Stored data:

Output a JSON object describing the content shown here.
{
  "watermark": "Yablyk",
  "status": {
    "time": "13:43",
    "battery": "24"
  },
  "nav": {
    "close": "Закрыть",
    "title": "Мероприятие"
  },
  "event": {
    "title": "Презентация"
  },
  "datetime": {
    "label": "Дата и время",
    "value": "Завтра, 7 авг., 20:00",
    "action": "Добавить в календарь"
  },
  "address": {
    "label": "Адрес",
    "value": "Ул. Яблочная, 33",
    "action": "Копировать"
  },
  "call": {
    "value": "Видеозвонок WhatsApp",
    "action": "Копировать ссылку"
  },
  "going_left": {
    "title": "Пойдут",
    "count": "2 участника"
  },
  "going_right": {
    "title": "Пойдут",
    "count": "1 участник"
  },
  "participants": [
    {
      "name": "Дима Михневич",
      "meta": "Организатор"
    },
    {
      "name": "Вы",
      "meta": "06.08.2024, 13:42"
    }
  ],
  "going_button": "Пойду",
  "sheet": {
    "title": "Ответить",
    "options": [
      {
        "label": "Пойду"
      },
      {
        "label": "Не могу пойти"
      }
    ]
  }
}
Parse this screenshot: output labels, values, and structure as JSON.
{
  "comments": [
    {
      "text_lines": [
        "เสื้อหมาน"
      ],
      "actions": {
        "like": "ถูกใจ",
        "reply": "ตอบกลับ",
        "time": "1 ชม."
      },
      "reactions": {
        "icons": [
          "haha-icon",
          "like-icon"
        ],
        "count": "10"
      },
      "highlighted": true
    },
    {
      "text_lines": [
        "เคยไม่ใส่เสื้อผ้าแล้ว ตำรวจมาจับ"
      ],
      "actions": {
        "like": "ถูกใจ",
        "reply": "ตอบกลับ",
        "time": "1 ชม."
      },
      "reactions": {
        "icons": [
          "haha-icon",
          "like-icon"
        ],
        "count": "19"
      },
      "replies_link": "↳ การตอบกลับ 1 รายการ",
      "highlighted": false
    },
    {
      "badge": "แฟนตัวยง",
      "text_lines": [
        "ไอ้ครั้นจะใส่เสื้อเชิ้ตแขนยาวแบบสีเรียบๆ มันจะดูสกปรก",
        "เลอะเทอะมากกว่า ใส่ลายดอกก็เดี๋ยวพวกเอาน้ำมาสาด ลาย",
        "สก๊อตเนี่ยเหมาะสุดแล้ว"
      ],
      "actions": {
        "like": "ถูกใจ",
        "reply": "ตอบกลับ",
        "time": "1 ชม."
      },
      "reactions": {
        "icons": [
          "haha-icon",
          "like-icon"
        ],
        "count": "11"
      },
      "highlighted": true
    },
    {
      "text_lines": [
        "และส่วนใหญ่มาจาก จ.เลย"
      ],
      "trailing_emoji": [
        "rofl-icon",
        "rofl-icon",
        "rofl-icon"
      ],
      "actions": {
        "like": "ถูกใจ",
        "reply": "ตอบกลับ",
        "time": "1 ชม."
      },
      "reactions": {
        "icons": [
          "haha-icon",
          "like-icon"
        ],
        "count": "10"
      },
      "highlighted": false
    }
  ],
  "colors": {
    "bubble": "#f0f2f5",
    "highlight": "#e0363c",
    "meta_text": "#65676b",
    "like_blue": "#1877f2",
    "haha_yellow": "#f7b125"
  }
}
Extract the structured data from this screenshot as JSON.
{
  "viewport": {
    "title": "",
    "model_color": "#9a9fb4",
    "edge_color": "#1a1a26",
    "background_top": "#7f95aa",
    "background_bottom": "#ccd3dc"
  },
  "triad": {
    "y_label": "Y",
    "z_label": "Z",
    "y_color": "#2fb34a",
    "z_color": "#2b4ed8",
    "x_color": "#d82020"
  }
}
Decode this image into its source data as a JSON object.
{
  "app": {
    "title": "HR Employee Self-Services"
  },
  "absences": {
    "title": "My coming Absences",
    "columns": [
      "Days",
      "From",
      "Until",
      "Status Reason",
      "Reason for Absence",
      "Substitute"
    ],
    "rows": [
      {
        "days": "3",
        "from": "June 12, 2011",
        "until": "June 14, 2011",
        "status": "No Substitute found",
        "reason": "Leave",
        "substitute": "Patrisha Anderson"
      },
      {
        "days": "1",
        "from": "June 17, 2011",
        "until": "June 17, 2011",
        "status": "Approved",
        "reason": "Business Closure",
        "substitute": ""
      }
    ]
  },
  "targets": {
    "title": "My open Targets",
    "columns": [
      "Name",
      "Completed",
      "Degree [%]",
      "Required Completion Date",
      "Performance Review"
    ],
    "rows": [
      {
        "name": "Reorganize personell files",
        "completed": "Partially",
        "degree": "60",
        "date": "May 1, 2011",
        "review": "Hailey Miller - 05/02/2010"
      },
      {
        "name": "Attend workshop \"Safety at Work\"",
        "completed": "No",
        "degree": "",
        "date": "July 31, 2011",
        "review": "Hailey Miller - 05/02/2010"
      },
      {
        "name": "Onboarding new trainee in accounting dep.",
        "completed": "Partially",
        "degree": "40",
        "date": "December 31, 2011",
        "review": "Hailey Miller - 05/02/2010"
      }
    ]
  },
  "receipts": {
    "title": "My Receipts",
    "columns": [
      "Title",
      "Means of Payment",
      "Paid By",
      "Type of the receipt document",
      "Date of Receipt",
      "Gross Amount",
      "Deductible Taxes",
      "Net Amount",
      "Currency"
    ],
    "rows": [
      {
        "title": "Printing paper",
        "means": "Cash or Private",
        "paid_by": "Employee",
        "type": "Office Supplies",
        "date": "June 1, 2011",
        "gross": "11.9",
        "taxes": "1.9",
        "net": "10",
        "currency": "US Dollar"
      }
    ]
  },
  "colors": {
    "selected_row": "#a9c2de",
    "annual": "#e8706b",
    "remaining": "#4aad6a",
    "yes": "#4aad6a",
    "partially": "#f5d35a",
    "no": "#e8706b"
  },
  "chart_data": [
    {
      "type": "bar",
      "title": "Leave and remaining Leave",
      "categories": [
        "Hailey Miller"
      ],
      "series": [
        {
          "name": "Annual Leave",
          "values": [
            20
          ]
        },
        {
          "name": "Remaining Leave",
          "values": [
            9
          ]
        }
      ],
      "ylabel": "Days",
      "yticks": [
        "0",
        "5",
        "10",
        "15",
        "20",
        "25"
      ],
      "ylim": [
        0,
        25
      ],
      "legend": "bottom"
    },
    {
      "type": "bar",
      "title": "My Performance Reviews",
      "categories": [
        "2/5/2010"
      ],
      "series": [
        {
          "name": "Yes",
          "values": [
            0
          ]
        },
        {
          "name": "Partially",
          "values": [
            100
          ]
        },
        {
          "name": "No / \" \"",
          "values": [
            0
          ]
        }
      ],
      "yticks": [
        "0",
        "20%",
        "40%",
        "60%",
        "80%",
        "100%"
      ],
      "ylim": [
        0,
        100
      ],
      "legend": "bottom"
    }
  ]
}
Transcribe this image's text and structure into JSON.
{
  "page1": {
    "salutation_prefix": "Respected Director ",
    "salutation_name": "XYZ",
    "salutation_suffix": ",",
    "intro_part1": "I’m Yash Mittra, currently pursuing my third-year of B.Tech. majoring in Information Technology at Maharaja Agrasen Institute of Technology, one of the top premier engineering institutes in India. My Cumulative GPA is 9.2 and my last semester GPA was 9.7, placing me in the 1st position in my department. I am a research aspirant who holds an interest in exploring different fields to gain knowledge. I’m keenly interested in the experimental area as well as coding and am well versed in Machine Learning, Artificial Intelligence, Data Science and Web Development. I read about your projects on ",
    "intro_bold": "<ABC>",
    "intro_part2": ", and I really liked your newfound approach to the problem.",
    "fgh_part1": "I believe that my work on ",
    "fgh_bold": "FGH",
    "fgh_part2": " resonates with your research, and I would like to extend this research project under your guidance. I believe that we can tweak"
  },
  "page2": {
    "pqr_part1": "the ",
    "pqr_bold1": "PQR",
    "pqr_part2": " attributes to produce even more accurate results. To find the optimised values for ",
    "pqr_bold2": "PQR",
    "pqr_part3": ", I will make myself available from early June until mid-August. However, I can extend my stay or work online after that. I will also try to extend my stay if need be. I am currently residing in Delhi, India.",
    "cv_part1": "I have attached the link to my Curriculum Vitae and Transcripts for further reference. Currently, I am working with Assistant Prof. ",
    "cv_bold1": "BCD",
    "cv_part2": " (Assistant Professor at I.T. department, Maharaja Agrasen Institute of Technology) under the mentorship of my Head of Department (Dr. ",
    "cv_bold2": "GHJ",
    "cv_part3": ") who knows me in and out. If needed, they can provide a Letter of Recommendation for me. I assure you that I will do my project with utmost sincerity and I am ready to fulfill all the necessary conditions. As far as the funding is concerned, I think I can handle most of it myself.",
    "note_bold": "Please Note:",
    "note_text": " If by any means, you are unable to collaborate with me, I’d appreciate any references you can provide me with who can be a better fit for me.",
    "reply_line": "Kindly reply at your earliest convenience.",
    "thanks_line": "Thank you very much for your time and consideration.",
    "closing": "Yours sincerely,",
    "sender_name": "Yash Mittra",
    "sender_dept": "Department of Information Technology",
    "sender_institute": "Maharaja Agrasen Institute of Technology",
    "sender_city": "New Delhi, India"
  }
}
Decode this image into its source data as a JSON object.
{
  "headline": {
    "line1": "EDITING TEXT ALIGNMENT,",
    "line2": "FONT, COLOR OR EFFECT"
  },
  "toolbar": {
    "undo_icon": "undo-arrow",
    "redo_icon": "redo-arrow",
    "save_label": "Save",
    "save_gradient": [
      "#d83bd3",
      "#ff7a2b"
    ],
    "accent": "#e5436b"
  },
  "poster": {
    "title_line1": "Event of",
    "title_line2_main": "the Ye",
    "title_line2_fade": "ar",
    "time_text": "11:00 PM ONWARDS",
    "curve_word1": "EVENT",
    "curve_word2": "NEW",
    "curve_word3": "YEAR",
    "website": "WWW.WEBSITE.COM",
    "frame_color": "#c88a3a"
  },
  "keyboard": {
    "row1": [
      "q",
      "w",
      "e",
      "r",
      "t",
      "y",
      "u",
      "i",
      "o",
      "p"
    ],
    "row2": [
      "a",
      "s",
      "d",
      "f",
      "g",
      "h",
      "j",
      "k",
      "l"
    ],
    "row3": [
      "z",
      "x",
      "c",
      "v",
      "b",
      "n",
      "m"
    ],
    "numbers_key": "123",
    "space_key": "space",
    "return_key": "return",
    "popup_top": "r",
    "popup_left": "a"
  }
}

**THE TASK:** Return every line of the preceding records in which the word "Performance" appears.

**ANSWER TO THE EXERCISE:**
      "Performance Review"
      "title": "My Performance Reviews",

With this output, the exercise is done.